### Task statement
Copy every line that holds "Intention".

### Record list
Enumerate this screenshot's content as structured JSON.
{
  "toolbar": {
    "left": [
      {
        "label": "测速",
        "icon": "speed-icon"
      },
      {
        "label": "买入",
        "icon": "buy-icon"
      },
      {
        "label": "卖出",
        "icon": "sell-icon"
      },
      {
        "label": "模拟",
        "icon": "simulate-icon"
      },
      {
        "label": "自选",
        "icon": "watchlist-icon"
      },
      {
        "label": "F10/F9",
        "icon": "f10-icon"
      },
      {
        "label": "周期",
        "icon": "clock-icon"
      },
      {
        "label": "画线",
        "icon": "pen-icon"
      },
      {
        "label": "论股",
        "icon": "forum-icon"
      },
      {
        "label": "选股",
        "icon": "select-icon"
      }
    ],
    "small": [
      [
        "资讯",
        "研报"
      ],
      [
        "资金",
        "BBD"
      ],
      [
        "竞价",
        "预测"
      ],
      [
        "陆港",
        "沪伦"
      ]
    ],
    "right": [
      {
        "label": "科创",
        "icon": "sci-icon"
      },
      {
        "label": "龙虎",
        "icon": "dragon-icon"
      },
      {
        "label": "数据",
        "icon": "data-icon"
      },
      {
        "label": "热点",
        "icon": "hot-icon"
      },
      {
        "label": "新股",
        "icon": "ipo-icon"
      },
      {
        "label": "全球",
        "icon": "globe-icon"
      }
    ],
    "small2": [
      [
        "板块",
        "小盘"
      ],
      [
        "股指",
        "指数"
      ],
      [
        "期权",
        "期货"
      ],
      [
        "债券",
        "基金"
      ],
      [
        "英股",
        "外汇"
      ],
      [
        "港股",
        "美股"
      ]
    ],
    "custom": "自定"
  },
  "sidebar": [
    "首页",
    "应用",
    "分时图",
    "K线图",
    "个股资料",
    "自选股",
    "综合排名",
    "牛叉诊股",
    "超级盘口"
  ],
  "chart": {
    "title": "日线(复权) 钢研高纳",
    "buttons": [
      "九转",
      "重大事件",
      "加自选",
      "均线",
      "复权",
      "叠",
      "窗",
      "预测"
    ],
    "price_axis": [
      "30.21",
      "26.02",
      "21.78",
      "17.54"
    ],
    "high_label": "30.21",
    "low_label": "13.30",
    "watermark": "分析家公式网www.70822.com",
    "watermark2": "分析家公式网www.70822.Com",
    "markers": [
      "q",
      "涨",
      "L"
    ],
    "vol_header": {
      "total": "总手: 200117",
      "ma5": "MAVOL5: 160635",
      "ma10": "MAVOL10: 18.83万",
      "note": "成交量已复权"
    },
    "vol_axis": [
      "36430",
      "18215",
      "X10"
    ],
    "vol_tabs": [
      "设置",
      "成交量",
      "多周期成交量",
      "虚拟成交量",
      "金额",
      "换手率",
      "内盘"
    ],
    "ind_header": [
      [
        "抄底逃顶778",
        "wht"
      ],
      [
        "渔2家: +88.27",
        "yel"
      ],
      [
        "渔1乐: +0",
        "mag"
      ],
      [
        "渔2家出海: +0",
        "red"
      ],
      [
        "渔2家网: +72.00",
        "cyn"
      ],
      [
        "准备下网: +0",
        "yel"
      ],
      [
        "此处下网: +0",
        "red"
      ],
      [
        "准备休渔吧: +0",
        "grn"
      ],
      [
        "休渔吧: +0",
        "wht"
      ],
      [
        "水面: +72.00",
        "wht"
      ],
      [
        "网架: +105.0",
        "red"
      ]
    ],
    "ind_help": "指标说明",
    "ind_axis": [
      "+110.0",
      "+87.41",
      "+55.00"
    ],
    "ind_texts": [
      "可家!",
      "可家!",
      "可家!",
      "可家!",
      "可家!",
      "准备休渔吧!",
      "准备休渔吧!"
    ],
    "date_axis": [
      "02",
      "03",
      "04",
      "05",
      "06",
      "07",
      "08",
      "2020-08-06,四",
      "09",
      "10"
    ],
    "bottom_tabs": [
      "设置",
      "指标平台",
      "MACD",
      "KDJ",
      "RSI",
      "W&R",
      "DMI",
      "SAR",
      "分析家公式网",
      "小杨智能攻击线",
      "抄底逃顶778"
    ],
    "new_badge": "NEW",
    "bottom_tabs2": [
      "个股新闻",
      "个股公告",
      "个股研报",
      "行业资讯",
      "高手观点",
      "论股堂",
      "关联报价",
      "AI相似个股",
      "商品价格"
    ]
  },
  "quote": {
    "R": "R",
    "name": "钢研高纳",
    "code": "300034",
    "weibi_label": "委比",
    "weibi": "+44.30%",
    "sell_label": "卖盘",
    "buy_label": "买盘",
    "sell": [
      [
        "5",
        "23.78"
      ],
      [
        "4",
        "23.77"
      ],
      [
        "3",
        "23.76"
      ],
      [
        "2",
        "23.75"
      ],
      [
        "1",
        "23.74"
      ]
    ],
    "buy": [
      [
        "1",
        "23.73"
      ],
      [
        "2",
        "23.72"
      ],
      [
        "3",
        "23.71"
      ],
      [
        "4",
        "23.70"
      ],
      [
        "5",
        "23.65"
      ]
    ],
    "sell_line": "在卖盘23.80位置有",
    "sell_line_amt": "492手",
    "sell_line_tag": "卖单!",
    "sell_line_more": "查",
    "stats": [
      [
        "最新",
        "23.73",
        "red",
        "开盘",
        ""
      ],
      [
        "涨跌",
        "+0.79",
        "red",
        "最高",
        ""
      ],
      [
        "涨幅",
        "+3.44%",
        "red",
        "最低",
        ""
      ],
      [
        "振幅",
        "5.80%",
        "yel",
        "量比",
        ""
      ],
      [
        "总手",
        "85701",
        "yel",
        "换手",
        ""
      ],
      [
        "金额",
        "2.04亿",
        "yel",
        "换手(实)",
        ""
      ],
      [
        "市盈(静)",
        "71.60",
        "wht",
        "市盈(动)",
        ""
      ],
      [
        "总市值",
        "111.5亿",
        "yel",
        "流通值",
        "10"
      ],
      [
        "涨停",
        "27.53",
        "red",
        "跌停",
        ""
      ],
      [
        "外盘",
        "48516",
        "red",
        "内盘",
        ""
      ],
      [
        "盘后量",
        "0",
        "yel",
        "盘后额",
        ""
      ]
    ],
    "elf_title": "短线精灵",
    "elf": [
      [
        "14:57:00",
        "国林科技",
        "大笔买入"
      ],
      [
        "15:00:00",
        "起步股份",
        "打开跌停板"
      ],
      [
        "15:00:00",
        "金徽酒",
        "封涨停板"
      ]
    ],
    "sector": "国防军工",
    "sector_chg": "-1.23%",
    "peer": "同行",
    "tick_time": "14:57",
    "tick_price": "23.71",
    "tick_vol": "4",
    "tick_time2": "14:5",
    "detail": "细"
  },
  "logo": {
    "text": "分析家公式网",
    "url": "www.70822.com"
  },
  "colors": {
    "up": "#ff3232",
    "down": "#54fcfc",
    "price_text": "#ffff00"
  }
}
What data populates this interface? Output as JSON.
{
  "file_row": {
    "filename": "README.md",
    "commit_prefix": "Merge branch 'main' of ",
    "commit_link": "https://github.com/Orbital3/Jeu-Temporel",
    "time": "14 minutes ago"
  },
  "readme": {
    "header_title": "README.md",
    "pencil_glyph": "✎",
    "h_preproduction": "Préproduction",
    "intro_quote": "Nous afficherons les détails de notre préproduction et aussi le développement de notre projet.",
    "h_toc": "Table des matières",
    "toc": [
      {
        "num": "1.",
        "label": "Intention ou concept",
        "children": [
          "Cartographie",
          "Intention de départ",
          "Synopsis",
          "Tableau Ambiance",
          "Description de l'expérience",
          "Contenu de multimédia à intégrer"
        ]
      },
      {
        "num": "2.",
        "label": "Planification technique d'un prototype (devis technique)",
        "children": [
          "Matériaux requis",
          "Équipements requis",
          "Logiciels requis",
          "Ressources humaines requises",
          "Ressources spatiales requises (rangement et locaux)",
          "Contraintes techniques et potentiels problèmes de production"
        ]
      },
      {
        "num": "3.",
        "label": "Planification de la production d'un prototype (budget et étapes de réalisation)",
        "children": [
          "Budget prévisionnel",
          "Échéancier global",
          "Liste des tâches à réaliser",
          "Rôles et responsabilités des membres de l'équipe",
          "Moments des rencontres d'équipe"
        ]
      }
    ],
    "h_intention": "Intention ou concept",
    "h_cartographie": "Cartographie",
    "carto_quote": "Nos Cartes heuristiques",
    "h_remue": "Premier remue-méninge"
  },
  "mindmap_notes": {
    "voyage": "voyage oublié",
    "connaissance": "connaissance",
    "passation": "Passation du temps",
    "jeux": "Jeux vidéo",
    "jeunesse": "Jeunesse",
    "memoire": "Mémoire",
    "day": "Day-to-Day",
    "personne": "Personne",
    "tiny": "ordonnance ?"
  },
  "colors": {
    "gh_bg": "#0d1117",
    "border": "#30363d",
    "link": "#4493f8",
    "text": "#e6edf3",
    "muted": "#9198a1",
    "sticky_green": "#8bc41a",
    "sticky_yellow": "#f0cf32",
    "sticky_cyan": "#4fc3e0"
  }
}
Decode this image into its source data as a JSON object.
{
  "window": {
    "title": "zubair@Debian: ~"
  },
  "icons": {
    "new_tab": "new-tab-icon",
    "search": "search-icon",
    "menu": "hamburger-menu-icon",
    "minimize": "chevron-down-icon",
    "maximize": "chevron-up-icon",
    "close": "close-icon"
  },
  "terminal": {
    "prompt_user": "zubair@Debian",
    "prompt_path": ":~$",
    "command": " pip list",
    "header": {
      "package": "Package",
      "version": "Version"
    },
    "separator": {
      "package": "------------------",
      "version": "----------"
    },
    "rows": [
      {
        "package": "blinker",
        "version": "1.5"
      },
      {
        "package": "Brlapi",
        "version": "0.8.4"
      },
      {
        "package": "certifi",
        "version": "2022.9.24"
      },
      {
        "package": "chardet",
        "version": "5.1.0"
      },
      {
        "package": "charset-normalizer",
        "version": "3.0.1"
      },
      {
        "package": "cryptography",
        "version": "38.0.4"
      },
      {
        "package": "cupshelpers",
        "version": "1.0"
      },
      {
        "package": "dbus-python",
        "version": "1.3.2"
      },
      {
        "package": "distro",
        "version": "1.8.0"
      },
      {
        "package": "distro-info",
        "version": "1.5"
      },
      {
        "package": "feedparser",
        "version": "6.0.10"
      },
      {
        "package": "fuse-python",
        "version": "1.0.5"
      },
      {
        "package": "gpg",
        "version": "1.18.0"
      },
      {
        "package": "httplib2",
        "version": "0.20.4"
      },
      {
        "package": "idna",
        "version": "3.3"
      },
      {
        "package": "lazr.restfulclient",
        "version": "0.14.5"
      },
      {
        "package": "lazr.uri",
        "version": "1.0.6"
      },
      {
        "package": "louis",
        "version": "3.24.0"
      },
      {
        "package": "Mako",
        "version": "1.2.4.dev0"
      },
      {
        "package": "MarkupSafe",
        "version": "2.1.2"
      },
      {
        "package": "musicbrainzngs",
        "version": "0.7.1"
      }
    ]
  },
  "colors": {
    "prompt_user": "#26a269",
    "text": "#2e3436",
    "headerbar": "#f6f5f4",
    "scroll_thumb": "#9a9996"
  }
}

### Solved problem
        "label": "Intention ou concept",
          "Intention de départ",
    "h_intention": "Intention ou concept",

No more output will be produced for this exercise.